Set exercise
Return the entries below in their exact form, leaving the pictures out.

Figure contents as structured data:
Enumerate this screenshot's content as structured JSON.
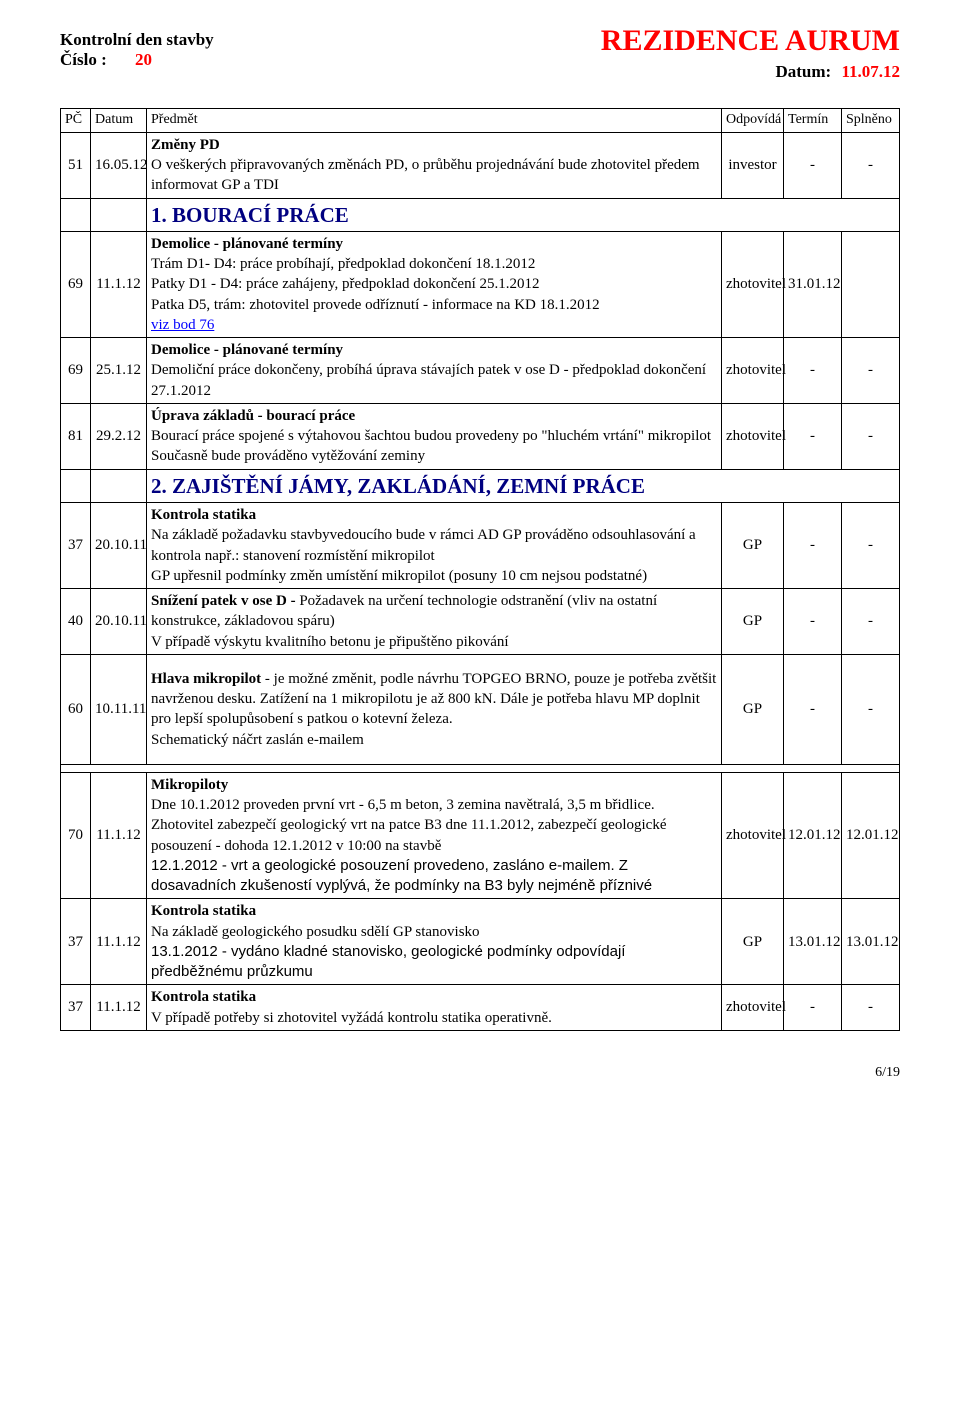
{
  "header": {
    "title_left_top": "Kontrolní den stavby",
    "title_left_bottom_label": "Číslo :",
    "title_left_bottom_value": "20",
    "title_right_top": "REZIDENCE AURUM",
    "title_right_bottom_label": "Datum:",
    "title_right_bottom_value": "11.07.12"
  },
  "columns": {
    "pc": "PČ",
    "datum": "Datum",
    "predmet": "Předmět",
    "odpovida": "Odpovídá",
    "termin": "Termín",
    "splneno": "Splněno"
  },
  "rows": [
    {
      "pc": "51",
      "datum": "16.05.12",
      "subject_title": "Změny PD",
      "subject_body": "O veškerých připravovaných změnách PD, o průběhu projednávání bude zhotovitel předem informovat GP a TDI",
      "odp": "investor",
      "term": "-",
      "spl": "-"
    },
    {
      "section": "1.     BOURACÍ PRÁCE",
      "color": "#000080"
    },
    {
      "pc": "69",
      "datum": "11.1.12",
      "subject_title": "Demolice - plánované termíny",
      "subject_body_lines": [
        "Trám D1- D4:  práce probíhají, předpoklad dokončení 18.1.2012",
        "Patky D1 - D4:  práce zahájeny,  předpoklad dokončení 25.1.2012",
        "Patka D5, trám: zhotovitel provede odříznutí - informace na KD 18.1.2012"
      ],
      "subject_link": "viz bod 76",
      "odp": "zhotovitel",
      "term": "31.01.12",
      "spl": ""
    },
    {
      "pc": "69",
      "datum": "25.1.12",
      "subject_title": "Demolice - plánované termíny",
      "subject_body": "Demoliční práce dokončeny, probíhá úprava stávajích patek v ose D - předpoklad dokončení 27.1.2012",
      "odp": "zhotovitel",
      "term": "-",
      "spl": "-"
    },
    {
      "pc": "81",
      "datum": "29.2.12",
      "subject_title": "Úprava základů - bourací práce",
      "subject_body_lines": [
        "Bourací práce spojené s výtahovou šachtou budou provedeny po \"hluchém vrtání\" mikropilot",
        "Současně bude prováděno vytěžování zeminy"
      ],
      "odp": "zhotovitel",
      "term": "-",
      "spl": "-"
    },
    {
      "section": "2.     ZAJIŠTĚNÍ JÁMY, ZAKLÁDÁNÍ, ZEMNÍ PRÁCE",
      "color": "#000080"
    },
    {
      "pc": "37",
      "datum": "20.10.11",
      "subject_title": "Kontrola statika",
      "subject_body_lines": [
        "Na základě požadavku stavbyvedoucího bude v rámci AD GP prováděno odsouhlasování a kontrola např.: stanovení rozmístění mikropilot",
        "GP upřesnil podmínky změn umístění mikropilot (posuny 10 cm nejsou podstatné)"
      ],
      "odp": "GP",
      "term": "-",
      "spl": "-"
    },
    {
      "pc": "40",
      "datum": "20.10.11",
      "subject_body_lines": [
        "<b>Snížení patek v ose D - </b> Požadavek na určení technologie odstranění (vliv na ostatní konstrukce, základovou spáru)",
        "V případě výskytu kvalitního betonu je připuštěno pikování"
      ],
      "odp": "GP",
      "term": "-",
      "spl": "-"
    },
    {
      "pc": "60",
      "datum": "10.11.11",
      "subject_body_lines": [
        "<b>Hlava mikropilot</b> - je  možné změnit, podle návrhu TOPGEO BRNO, pouze je potřeba zvětšit navrženou desku. Zatížení na 1 mikropilotu je až 800 kN. Dále je potřeba hlavu MP doplnit pro lepší spolupůsobení s patkou o kotevní železa.",
        "Schematický náčrt zaslán e-mailem"
      ],
      "extra_pad": true,
      "odp": "GP",
      "term": "-",
      "spl": "-"
    },
    {
      "gap": true
    },
    {
      "pc": "70",
      "datum": "11.1.12",
      "subject_title": "Mikropiloty",
      "subject_body_lines": [
        "Dne 10.1.2012 proveden první vrt - 6,5 m beton, 3 zemina navětralá,  3,5 m břidlice.",
        "Zhotovitel zabezpečí geologický vrt na patce B3 dne 11.1.2012, zabezpečí geologické posouzení - dohoda 12.1.2012 v 10:00 na stavbě"
      ],
      "subject_arial": "12.1.2012 - vrt a geologické posouzení provedeno, zasláno e-mailem. Z dosavadních zkušeností vyplývá, že podmínky na B3 byly nejméně příznivé",
      "odp": "zhotovitel",
      "term": "12.01.12",
      "spl": "12.01.12"
    },
    {
      "pc": "37",
      "datum": "11.1.12",
      "subject_title": "Kontrola statika",
      "subject_body": "Na základě geologického posudku sdělí GP stanovisko",
      "subject_arial": "13.1.2012 - vydáno kladné stanovisko, geologické podmínky odpovídají předběžnému průzkumu",
      "odp": "GP",
      "term": "13.01.12",
      "spl": "13.01.12"
    },
    {
      "pc": "37",
      "datum": "11.1.12",
      "subject_title": "Kontrola statika",
      "subject_body": "V případě potřeby si zhotovitel vyžádá kontrolu statika operativně.",
      "odp": "zhotovitel",
      "term": "-",
      "spl": "-"
    }
  ],
  "page_number": "6/19"
}
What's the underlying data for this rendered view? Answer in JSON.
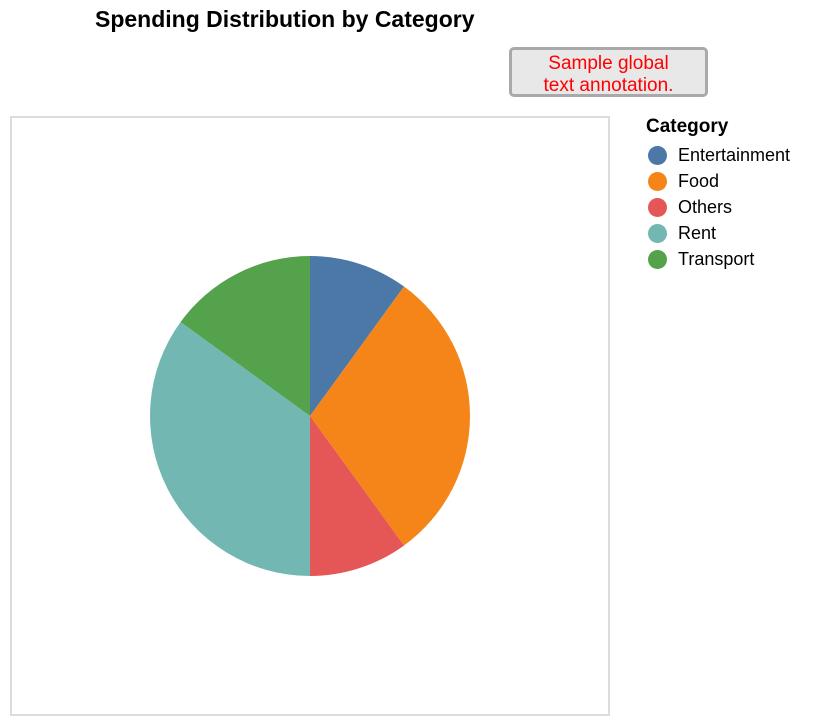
{
  "chart_data": {
    "type": "pie",
    "title": "Spending Distribution by Category",
    "annotation": [
      "Sample global",
      "text annotation."
    ],
    "legend": {
      "title": "Category",
      "placement": "right"
    },
    "categories": [
      "Entertainment",
      "Food",
      "Others",
      "Rent",
      "Transport"
    ],
    "values": [
      10,
      30,
      10,
      35,
      15
    ],
    "colors": [
      "#4c78a8",
      "#f58518",
      "#e45756",
      "#72b7b2",
      "#54a24b"
    ],
    "grid": false
  }
}
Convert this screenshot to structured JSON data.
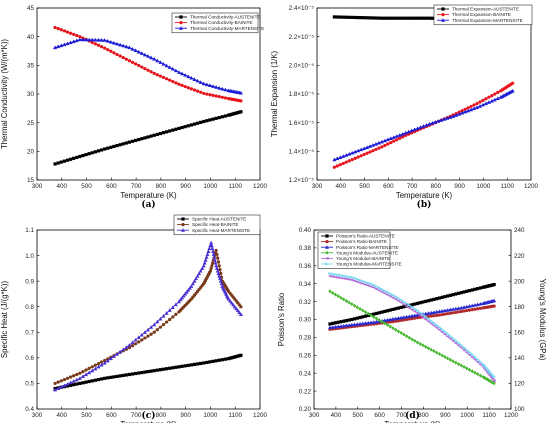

Result below
Enumerate this screenshot's content as structured JSON.
{
  "header": {
    "title_left_top": "Kontrolní den stavby",
    "title_left_bottom_label": "Číslo :",
    "title_left_bottom_value": "20",
    "title_right_top": "REZIDENCE AURUM",
    "title_right_bottom_label": "Datum:",
    "title_right_bottom_value": "11.07.12"
  },
  "columns": {
    "pc": "PČ",
    "datum": "Datum",
    "predmet": "Předmět",
    "odpovida": "Odpovídá",
    "termin": "Termín",
    "splneno": "Splněno"
  },
  "rows": [
    {
      "pc": "51",
      "datum": "16.05.12",
      "subject_title": "Změny PD",
      "subject_body": "O veškerých připravovaných změnách PD, o průběhu projednávání bude zhotovitel předem informovat GP a TDI",
      "odp": "investor",
      "term": "-",
      "spl": "-"
    },
    {
      "section": "1.     BOURACÍ PRÁCE",
      "color": "#000080"
    },
    {
      "pc": "69",
      "datum": "11.1.12",
      "subject_title": "Demolice - plánované termíny",
      "subject_body_lines": [
        "Trám D1- D4:  práce probíhají, předpoklad dokončení 18.1.2012",
        "Patky D1 - D4:  práce zahájeny,  předpoklad dokončení 25.1.2012",
        "Patka D5, trám: zhotovitel provede odříznutí - informace na KD 18.1.2012"
      ],
      "subject_link": "viz bod 76",
      "odp": "zhotovitel",
      "term": "31.01.12",
      "spl": ""
    },
    {
      "pc": "69",
      "datum": "25.1.12",
      "subject_title": "Demolice - plánované termíny",
      "subject_body": "Demoliční práce dokončeny, probíhá úprava stávajích patek v ose D - předpoklad dokončení 27.1.2012",
      "odp": "zhotovitel",
      "term": "-",
      "spl": "-"
    },
    {
      "pc": "81",
      "datum": "29.2.12",
      "subject_title": "Úprava základů - bourací práce",
      "subject_body_lines": [
        "Bourací práce spojené s výtahovou šachtou budou provedeny po \"hluchém vrtání\" mikropilot",
        "Současně bude prováděno vytěžování zeminy"
      ],
      "odp": "zhotovitel",
      "term": "-",
      "spl": "-"
    },
    {
      "section": "2.     ZAJIŠTĚNÍ JÁMY, ZAKLÁDÁNÍ, ZEMNÍ PRÁCE",
      "color": "#000080"
    },
    {
      "pc": "37",
      "datum": "20.10.11",
      "subject_title": "Kontrola statika",
      "subject_body_lines": [
        "Na základě požadavku stavbyvedoucího bude v rámci AD GP prováděno odsouhlasování a kontrola např.: stanovení rozmístění mikropilot",
        "GP upřesnil podmínky změn umístění mikropilot (posuny 10 cm nejsou podstatné)"
      ],
      "odp": "GP",
      "term": "-",
      "spl": "-"
    },
    {
      "pc": "40",
      "datum": "20.10.11",
      "subject_body_lines": [
        "<b>Snížení patek v ose D - </b> Požadavek na určení technologie odstranění (vliv na ostatní konstrukce, základovou spáru)",
        "V případě výskytu kvalitního betonu je připuštěno pikování"
      ],
      "odp": "GP",
      "term": "-",
      "spl": "-"
    },
    {
      "pc": "60",
      "datum": "10.11.11",
      "subject_body_lines": [
        "<b>Hlava mikropilot</b> - je  možné změnit, podle návrhu TOPGEO BRNO, pouze je potřeba zvětšit navrženou desku. Zatížení na 1 mikropilotu je až 800 kN. Dále je potřeba hlavu MP doplnit pro lepší spolupůsobení s patkou o kotevní železa.",
        "Schematický náčrt zaslán e-mailem"
      ],
      "extra_pad": true,
      "odp": "GP",
      "term": "-",
      "spl": "-"
    },
    {
      "gap": true
    },
    {
      "pc": "70",
      "datum": "11.1.12",
      "subject_title": "Mikropiloty",
      "subject_body_lines": [
        "Dne 10.1.2012 proveden první vrt - 6,5 m beton, 3 zemina navětralá,  3,5 m břidlice.",
        "Zhotovitel zabezpečí geologický vrt na patce B3 dne 11.1.2012, zabezpečí geologické posouzení - dohoda 12.1.2012 v 10:00 na stavbě"
      ],
      "subject_arial": "12.1.2012 - vrt a geologické posouzení provedeno, zasláno e-mailem. Z dosavadních zkušeností vyplývá, že podmínky na B3 byly nejméně příznivé",
      "odp": "zhotovitel",
      "term": "12.01.12",
      "spl": "12.01.12"
    },
    {
      "pc": "37",
      "datum": "11.1.12",
      "subject_title": "Kontrola statika",
      "subject_body": "Na základě geologického posudku sdělí GP stanovisko",
      "subject_arial": "13.1.2012 - vydáno kladné stanovisko, geologické podmínky odpovídají předběžnému průzkumu",
      "odp": "GP",
      "term": "13.01.12",
      "spl": "13.01.12"
    },
    {
      "pc": "37",
      "datum": "11.1.12",
      "subject_title": "Kontrola statika",
      "subject_body": "V případě potřeby si zhotovitel vyžádá kontrolu statika operativně.",
      "odp": "zhotovitel",
      "term": "-",
      "spl": "-"
    }
  ],
  "page_number": "6/19"
}
What's the underlying data for this rendered view? Answer in JSON.
{
  "chart_data": {
    "type": "pie",
    "title": "Spending Distribution by Category",
    "annotation": [
      "Sample global",
      "text annotation."
    ],
    "legend": {
      "title": "Category",
      "placement": "right"
    },
    "categories": [
      "Entertainment",
      "Food",
      "Others",
      "Rent",
      "Transport"
    ],
    "values": [
      10,
      30,
      10,
      35,
      15
    ],
    "colors": [
      "#4c78a8",
      "#f58518",
      "#e45756",
      "#72b7b2",
      "#54a24b"
    ],
    "grid": false
  }
}
Convert this screenshot to structured JSON data.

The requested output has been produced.